Given exercise
Repeat every line exactly, keeping the pictures out of the copy.

Source records
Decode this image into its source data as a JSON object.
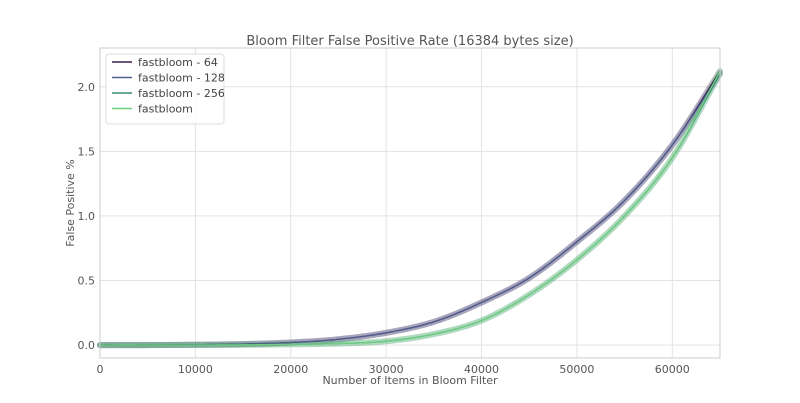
{
  "chart_data": {
    "type": "line",
    "title": "Bloom Filter False Positive Rate (16384 bytes size)",
    "xlabel": "Number of Items in Bloom Filter",
    "ylabel": "False Positive %",
    "xlim": [
      0,
      65000
    ],
    "ylim": [
      -0.1,
      2.3
    ],
    "xticks": [
      0,
      10000,
      20000,
      30000,
      40000,
      50000,
      60000
    ],
    "yticks": [
      0.0,
      0.5,
      1.0,
      1.5,
      2.0
    ],
    "xtick_labels": [
      "0",
      "10000",
      "20000",
      "30000",
      "40000",
      "50000",
      "60000"
    ],
    "ytick_labels": [
      "0.0",
      "0.5",
      "1.0",
      "1.5",
      "2.0"
    ],
    "grid": true,
    "legend_position": "top-left",
    "x": [
      0,
      5000,
      10000,
      15000,
      20000,
      25000,
      30000,
      35000,
      40000,
      45000,
      50000,
      55000,
      60000,
      65000
    ],
    "series": [
      {
        "name": "fastbloom - 64",
        "color": "#3b1f4f",
        "values": [
          0,
          0.0002,
          0.003,
          0.008,
          0.02,
          0.045,
          0.095,
          0.18,
          0.33,
          0.52,
          0.8,
          1.12,
          1.55,
          2.12
        ]
      },
      {
        "name": "fastbloom - 128",
        "color": "#4f5f8f",
        "values": [
          0,
          0.0002,
          0.003,
          0.008,
          0.02,
          0.045,
          0.095,
          0.18,
          0.33,
          0.52,
          0.8,
          1.12,
          1.55,
          2.1
        ]
      },
      {
        "name": "fastbloom - 256",
        "color": "#3a8a72",
        "values": [
          0,
          0.0001,
          0.0005,
          0.002,
          0.006,
          0.012,
          0.03,
          0.085,
          0.19,
          0.39,
          0.66,
          1.0,
          1.45,
          2.1
        ]
      },
      {
        "name": "fastbloom",
        "color": "#6fcf7f",
        "values": [
          0,
          0.0001,
          0.0005,
          0.002,
          0.006,
          0.012,
          0.03,
          0.085,
          0.19,
          0.39,
          0.66,
          1.0,
          1.45,
          2.12
        ]
      }
    ]
  }
}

Output below
Decode this image into its source data as a JSON object.
{
  "chart_data": {
    "type": "line",
    "title": "Bloom Filter False Positive Rate (16384 bytes size)",
    "xlabel": "Number of Items in Bloom Filter",
    "ylabel": "False Positive %",
    "xlim": [
      0,
      65000
    ],
    "ylim": [
      -0.1,
      2.3
    ],
    "xticks": [
      0,
      10000,
      20000,
      30000,
      40000,
      50000,
      60000
    ],
    "yticks": [
      0.0,
      0.5,
      1.0,
      1.5,
      2.0
    ],
    "xtick_labels": [
      "0",
      "10000",
      "20000",
      "30000",
      "40000",
      "50000",
      "60000"
    ],
    "ytick_labels": [
      "0.0",
      "0.5",
      "1.0",
      "1.5",
      "2.0"
    ],
    "grid": true,
    "legend_position": "top-left",
    "x": [
      0,
      5000,
      10000,
      15000,
      20000,
      25000,
      30000,
      35000,
      40000,
      45000,
      50000,
      55000,
      60000,
      65000
    ],
    "series": [
      {
        "name": "fastbloom - 64",
        "color": "#3b1f4f",
        "values": [
          0,
          0.0002,
          0.003,
          0.008,
          0.02,
          0.045,
          0.095,
          0.18,
          0.33,
          0.52,
          0.8,
          1.12,
          1.55,
          2.12
        ]
      },
      {
        "name": "fastbloom - 128",
        "color": "#4f5f8f",
        "values": [
          0,
          0.0002,
          0.003,
          0.008,
          0.02,
          0.045,
          0.095,
          0.18,
          0.33,
          0.52,
          0.8,
          1.12,
          1.55,
          2.1
        ]
      },
      {
        "name": "fastbloom - 256",
        "color": "#3a8a72",
        "values": [
          0,
          0.0001,
          0.0005,
          0.002,
          0.006,
          0.012,
          0.03,
          0.085,
          0.19,
          0.39,
          0.66,
          1.0,
          1.45,
          2.1
        ]
      },
      {
        "name": "fastbloom",
        "color": "#6fcf7f",
        "values": [
          0,
          0.0001,
          0.0005,
          0.002,
          0.006,
          0.012,
          0.03,
          0.085,
          0.19,
          0.39,
          0.66,
          1.0,
          1.45,
          2.12
        ]
      }
    ]
  }
}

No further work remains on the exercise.